→ MATERIAL FOR THIS TASK:
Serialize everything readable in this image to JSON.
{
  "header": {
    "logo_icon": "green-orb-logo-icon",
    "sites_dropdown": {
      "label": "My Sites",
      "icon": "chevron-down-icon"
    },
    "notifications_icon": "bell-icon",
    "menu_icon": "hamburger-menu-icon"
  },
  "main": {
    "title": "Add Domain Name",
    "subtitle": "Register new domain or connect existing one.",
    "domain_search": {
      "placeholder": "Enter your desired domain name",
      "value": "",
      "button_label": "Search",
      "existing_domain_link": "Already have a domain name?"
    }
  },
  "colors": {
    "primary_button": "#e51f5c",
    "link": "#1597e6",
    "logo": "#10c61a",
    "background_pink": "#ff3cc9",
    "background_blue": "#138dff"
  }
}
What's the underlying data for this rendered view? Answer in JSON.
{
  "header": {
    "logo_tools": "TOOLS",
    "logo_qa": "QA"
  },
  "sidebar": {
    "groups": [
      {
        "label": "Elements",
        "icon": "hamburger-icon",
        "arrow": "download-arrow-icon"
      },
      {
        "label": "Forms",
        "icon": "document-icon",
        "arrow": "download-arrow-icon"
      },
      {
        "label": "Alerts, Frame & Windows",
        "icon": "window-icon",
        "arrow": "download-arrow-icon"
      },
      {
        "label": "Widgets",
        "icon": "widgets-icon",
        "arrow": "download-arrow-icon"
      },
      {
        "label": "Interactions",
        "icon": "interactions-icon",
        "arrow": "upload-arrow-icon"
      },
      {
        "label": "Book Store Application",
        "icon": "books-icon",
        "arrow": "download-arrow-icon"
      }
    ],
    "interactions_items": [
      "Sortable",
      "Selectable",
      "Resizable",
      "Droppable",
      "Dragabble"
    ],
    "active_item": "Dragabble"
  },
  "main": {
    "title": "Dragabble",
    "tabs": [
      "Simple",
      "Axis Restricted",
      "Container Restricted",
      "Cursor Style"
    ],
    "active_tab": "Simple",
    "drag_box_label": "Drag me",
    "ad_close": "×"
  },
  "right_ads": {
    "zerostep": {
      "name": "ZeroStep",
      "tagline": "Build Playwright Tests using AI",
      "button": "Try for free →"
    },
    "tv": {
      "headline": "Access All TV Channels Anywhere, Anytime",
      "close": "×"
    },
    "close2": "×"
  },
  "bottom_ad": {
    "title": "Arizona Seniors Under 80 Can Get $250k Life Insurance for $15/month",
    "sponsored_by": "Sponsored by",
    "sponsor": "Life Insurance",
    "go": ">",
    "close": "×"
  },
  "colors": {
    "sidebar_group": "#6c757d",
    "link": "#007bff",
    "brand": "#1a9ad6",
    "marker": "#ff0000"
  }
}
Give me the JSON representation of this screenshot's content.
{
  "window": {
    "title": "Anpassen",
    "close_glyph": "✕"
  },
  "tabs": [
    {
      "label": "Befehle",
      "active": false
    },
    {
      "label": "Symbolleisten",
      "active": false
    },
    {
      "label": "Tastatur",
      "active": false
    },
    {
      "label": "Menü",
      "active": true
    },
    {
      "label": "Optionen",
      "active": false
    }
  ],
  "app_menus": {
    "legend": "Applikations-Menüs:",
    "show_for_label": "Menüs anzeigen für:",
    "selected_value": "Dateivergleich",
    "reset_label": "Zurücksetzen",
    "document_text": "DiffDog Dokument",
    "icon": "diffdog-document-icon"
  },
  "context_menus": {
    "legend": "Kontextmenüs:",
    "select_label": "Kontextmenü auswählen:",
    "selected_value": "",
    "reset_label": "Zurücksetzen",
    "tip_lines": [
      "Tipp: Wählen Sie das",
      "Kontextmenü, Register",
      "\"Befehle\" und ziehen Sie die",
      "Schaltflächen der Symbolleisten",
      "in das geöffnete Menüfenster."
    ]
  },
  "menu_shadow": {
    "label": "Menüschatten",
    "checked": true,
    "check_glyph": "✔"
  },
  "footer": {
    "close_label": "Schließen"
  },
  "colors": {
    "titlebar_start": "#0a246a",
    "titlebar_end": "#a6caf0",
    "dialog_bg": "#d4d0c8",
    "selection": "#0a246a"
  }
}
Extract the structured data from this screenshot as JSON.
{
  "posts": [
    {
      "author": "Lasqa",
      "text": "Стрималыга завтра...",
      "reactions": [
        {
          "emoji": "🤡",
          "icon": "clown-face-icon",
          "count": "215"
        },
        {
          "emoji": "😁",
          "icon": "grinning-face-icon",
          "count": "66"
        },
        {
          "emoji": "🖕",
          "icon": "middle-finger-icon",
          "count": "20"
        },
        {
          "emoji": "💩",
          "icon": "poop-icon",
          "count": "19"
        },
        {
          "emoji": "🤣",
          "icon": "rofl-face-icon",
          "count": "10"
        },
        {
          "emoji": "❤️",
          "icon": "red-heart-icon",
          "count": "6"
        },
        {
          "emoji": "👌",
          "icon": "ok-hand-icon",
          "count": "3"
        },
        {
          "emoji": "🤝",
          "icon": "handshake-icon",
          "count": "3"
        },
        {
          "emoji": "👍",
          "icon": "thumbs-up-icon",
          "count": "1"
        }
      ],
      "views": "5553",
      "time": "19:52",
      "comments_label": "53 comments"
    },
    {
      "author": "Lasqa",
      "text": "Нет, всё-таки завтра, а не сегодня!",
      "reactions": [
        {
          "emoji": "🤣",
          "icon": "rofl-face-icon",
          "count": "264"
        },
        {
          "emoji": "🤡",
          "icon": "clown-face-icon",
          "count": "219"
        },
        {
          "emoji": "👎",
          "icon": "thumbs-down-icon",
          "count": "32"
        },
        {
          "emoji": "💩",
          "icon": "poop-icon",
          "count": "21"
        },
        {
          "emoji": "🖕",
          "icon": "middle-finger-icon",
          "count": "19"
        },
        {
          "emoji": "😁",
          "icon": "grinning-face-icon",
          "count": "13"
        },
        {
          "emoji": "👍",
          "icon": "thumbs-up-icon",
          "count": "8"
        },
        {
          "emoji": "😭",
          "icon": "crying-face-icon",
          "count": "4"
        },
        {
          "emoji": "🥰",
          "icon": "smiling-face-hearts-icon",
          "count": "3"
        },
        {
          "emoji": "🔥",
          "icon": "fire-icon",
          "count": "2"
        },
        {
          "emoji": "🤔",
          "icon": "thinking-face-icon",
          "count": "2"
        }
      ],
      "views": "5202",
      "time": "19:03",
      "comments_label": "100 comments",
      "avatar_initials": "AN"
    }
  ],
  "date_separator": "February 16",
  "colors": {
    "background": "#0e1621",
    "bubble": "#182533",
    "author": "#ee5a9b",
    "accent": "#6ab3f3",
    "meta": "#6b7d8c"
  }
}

→ WHAT TO DO:
Type out the full listing again, exactly as given.

→ WRITTEN SOLUTION:
Serialize everything readable in this image to JSON.
{
  "header": {
    "logo_icon": "green-orb-logo-icon",
    "sites_dropdown": {
      "label": "My Sites",
      "icon": "chevron-down-icon"
    },
    "notifications_icon": "bell-icon",
    "menu_icon": "hamburger-menu-icon"
  },
  "main": {
    "title": "Add Domain Name",
    "subtitle": "Register new domain or connect existing one.",
    "domain_search": {
      "placeholder": "Enter your desired domain name",
      "value": "",
      "button_label": "Search",
      "existing_domain_link": "Already have a domain name?"
    }
  },
  "colors": {
    "primary_button": "#e51f5c",
    "link": "#1597e6",
    "logo": "#10c61a",
    "background_pink": "#ff3cc9",
    "background_blue": "#138dff"
  }
}
What's the underlying data for this rendered view? Answer in JSON.
{
  "header": {
    "logo_tools": "TOOLS",
    "logo_qa": "QA"
  },
  "sidebar": {
    "groups": [
      {
        "label": "Elements",
        "icon": "hamburger-icon",
        "arrow": "download-arrow-icon"
      },
      {
        "label": "Forms",
        "icon": "document-icon",
        "arrow": "download-arrow-icon"
      },
      {
        "label": "Alerts, Frame & Windows",
        "icon": "window-icon",
        "arrow": "download-arrow-icon"
      },
      {
        "label": "Widgets",
        "icon": "widgets-icon",
        "arrow": "download-arrow-icon"
      },
      {
        "label": "Interactions",
        "icon": "interactions-icon",
        "arrow": "upload-arrow-icon"
      },
      {
        "label": "Book Store Application",
        "icon": "books-icon",
        "arrow": "download-arrow-icon"
      }
    ],
    "interactions_items": [
      "Sortable",
      "Selectable",
      "Resizable",
      "Droppable",
      "Dragabble"
    ],
    "active_item": "Dragabble"
  },
  "main": {
    "title": "Dragabble",
    "tabs": [
      "Simple",
      "Axis Restricted",
      "Container Restricted",
      "Cursor Style"
    ],
    "active_tab": "Simple",
    "drag_box_label": "Drag me",
    "ad_close": "×"
  },
  "right_ads": {
    "zerostep": {
      "name": "ZeroStep",
      "tagline": "Build Playwright Tests using AI",
      "button": "Try for free →"
    },
    "tv": {
      "headline": "Access All TV Channels Anywhere, Anytime",
      "close": "×"
    },
    "close2": "×"
  },
  "bottom_ad": {
    "title": "Arizona Seniors Under 80 Can Get $250k Life Insurance for $15/month",
    "sponsored_by": "Sponsored by",
    "sponsor": "Life Insurance",
    "go": ">",
    "close": "×"
  },
  "colors": {
    "sidebar_group": "#6c757d",
    "link": "#007bff",
    "brand": "#1a9ad6",
    "marker": "#ff0000"
  }
}
Give me the JSON representation of this screenshot's content.
{
  "window": {
    "title": "Anpassen",
    "close_glyph": "✕"
  },
  "tabs": [
    {
      "label": "Befehle",
      "active": false
    },
    {
      "label": "Symbolleisten",
      "active": false
    },
    {
      "label": "Tastatur",
      "active": false
    },
    {
      "label": "Menü",
      "active": true
    },
    {
      "label": "Optionen",
      "active": false
    }
  ],
  "app_menus": {
    "legend": "Applikations-Menüs:",
    "show_for_label": "Menüs anzeigen für:",
    "selected_value": "Dateivergleich",
    "reset_label": "Zurücksetzen",
    "document_text": "DiffDog Dokument",
    "icon": "diffdog-document-icon"
  },
  "context_menus": {
    "legend": "Kontextmenüs:",
    "select_label": "Kontextmenü auswählen:",
    "selected_value": "",
    "reset_label": "Zurücksetzen",
    "tip_lines": [
      "Tipp: Wählen Sie das",
      "Kontextmenü, Register",
      "\"Befehle\" und ziehen Sie die",
      "Schaltflächen der Symbolleisten",
      "in das geöffnete Menüfenster."
    ]
  },
  "menu_shadow": {
    "label": "Menüschatten",
    "checked": true,
    "check_glyph": "✔"
  },
  "footer": {
    "close_label": "Schließen"
  },
  "colors": {
    "titlebar_start": "#0a246a",
    "titlebar_end": "#a6caf0",
    "dialog_bg": "#d4d0c8",
    "selection": "#0a246a"
  }
}
Extract the structured data from this screenshot as JSON.
{
  "posts": [
    {
      "author": "Lasqa",
      "text": "Стрималыга завтра...",
      "reactions": [
        {
          "emoji": "🤡",
          "icon": "clown-face-icon",
          "count": "215"
        },
        {
          "emoji": "😁",
          "icon": "grinning-face-icon",
          "count": "66"
        },
        {
          "emoji": "🖕",
          "icon": "middle-finger-icon",
          "count": "20"
        },
        {
          "emoji": "💩",
          "icon": "poop-icon",
          "count": "19"
        },
        {
          "emoji": "🤣",
          "icon": "rofl-face-icon",
          "count": "10"
        },
        {
          "emoji": "❤️",
          "icon": "red-heart-icon",
          "count": "6"
        },
        {
          "emoji": "👌",
          "icon": "ok-hand-icon",
          "count": "3"
        },
        {
          "emoji": "🤝",
          "icon": "handshake-icon",
          "count": "3"
        },
        {
          "emoji": "👍",
          "icon": "thumbs-up-icon",
          "count": "1"
        }
      ],
      "views": "5553",
      "time": "19:52",
      "comments_label": "53 comments"
    },
    {
      "author": "Lasqa",
      "text": "Нет, всё-таки завтра, а не сегодня!",
      "reactions": [
        {
          "emoji": "🤣",
          "icon": "rofl-face-icon",
          "count": "264"
        },
        {
          "emoji": "🤡",
          "icon": "clown-face-icon",
          "count": "219"
        },
        {
          "emoji": "👎",
          "icon": "thumbs-down-icon",
          "count": "32"
        },
        {
          "emoji": "💩",
          "icon": "poop-icon",
          "count": "21"
        },
        {
          "emoji": "🖕",
          "icon": "middle-finger-icon",
          "count": "19"
        },
        {
          "emoji": "😁",
          "icon": "grinning-face-icon",
          "count": "13"
        },
        {
          "emoji": "👍",
          "icon": "thumbs-up-icon",
          "count": "8"
        },
        {
          "emoji": "😭",
          "icon": "crying-face-icon",
          "count": "4"
        },
        {
          "emoji": "🥰",
          "icon": "smiling-face-hearts-icon",
          "count": "3"
        },
        {
          "emoji": "🔥",
          "icon": "fire-icon",
          "count": "2"
        },
        {
          "emoji": "🤔",
          "icon": "thinking-face-icon",
          "count": "2"
        }
      ],
      "views": "5202",
      "time": "19:03",
      "comments_label": "100 comments",
      "avatar_initials": "AN"
    }
  ],
  "date_separator": "February 16",
  "colors": {
    "background": "#0e1621",
    "bubble": "#182533",
    "author": "#ee5a9b",
    "accent": "#6ab3f3",
    "meta": "#6b7d8c"
  }
}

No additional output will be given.